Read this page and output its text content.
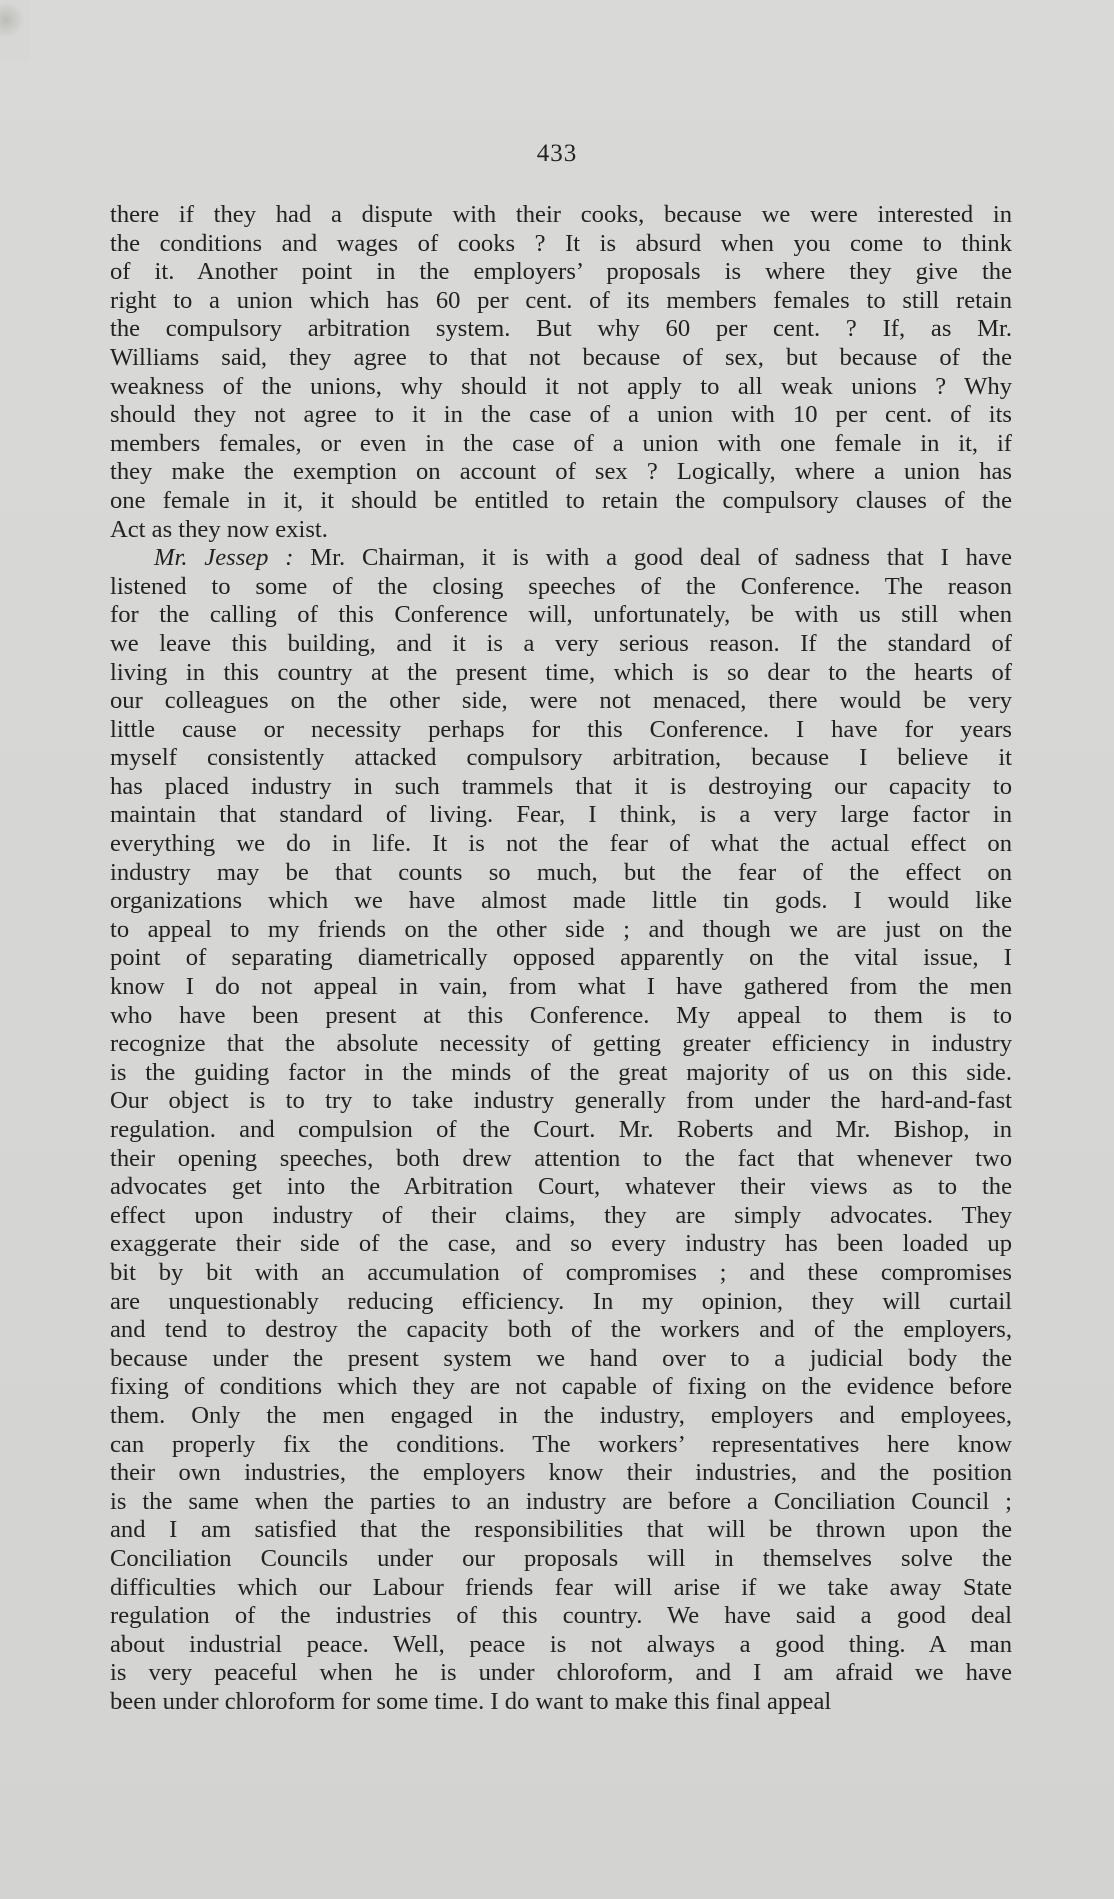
433
there if they had a dispute with their cooks, because we were interested in
the conditions and wages of cooks ? It is absurd when you come to think
of it. Another point in the employers’ proposals is where they give the
right to a union which has 60 per cent. of its members females to still retain
the compulsory arbitration system. But why 60 per cent. ? If, as Mr.
Williams said, they agree to that not because of sex, but because of the
weakness of the unions, why should it not apply to all weak unions ? Why
should they not agree to it in the case of a union with 10 per cent. of its
members females, or even in the case of a union with one female in it, if
they make the exemption on account of sex ? Logically, where a union has
one female in it, it should be entitled to retain the compulsory clauses of the
Act as they now exist.
Mr. Jessep : Mr. Chairman, it is with a good deal of sadness that I have
listened to some of the closing speeches of the Conference. The reason
for the calling of this Conference will, unfortunately, be with us still when
we leave this building, and it is a very serious reason. If the standard of
living in this country at the present time, which is so dear to the hearts of
our colleagues on the other side, were not menaced, there would be very
little cause or necessity perhaps for this Conference. I have for years
myself consistently attacked compulsory arbitration, because I believe it
has placed industry in such trammels that it is destroying our capacity to
maintain that standard of living. Fear, I think, is a very large factor in
everything we do in life. It is not the fear of what the actual effect on
industry may be that counts so much, but the fear of the effect on
organizations which we have almost made little tin gods. I would like
to appeal to my friends on the other side ; and though we are just on the
point of separating diametrically opposed apparently on the vital issue, I
know I do not appeal in vain, from what I have gathered from the men
who have been present at this Conference. My appeal to them is to
recognize that the absolute necessity of getting greater efficiency in industry
is the guiding factor in the minds of the great majority of us on this side.
Our object is to try to take industry generally from under the hard-and-fast
regulation. and compulsion of the Court. Mr. Roberts and Mr. Bishop, in
their opening speeches, both drew attention to the fact that whenever two
advocates get into the Arbitration Court, whatever their views as to the
effect upon industry of their claims, they are simply advocates. They
exaggerate their side of the case, and so every industry has been loaded up
bit by bit with an accumulation of compromises ; and these compromises
are unquestionably reducing efficiency. In my opinion, they will curtail
and tend to destroy the capacity both of the workers and of the employers,
because under the present system we hand over to a judicial body the
fixing of conditions which they are not capable of fixing on the evidence before
them. Only the men engaged in the industry, employers and employees,
can properly fix the conditions. The workers’ representatives here know
their own industries, the employers know their industries, and the position
is the same when the parties to an industry are before a Conciliation Council ;
and I am satisfied that the responsibilities that will be thrown upon the
Conciliation Councils under our proposals will in themselves solve the
difficulties which our Labour friends fear will arise if we take away State
regulation of the industries of this country. We have said a good deal
about industrial peace. Well, peace is not always a good thing. A man
is very peaceful when he is under chloroform, and I am afraid we have
been under chloroform for some time. I do want to make this final appeal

--------

## Requirements
Copy all lines of the material above where the string "before" occurs.

## Full solution
fixing of conditions which they are not capable of fixing on the evidence before
is the same when the parties to an industry are before a Conciliation Council ;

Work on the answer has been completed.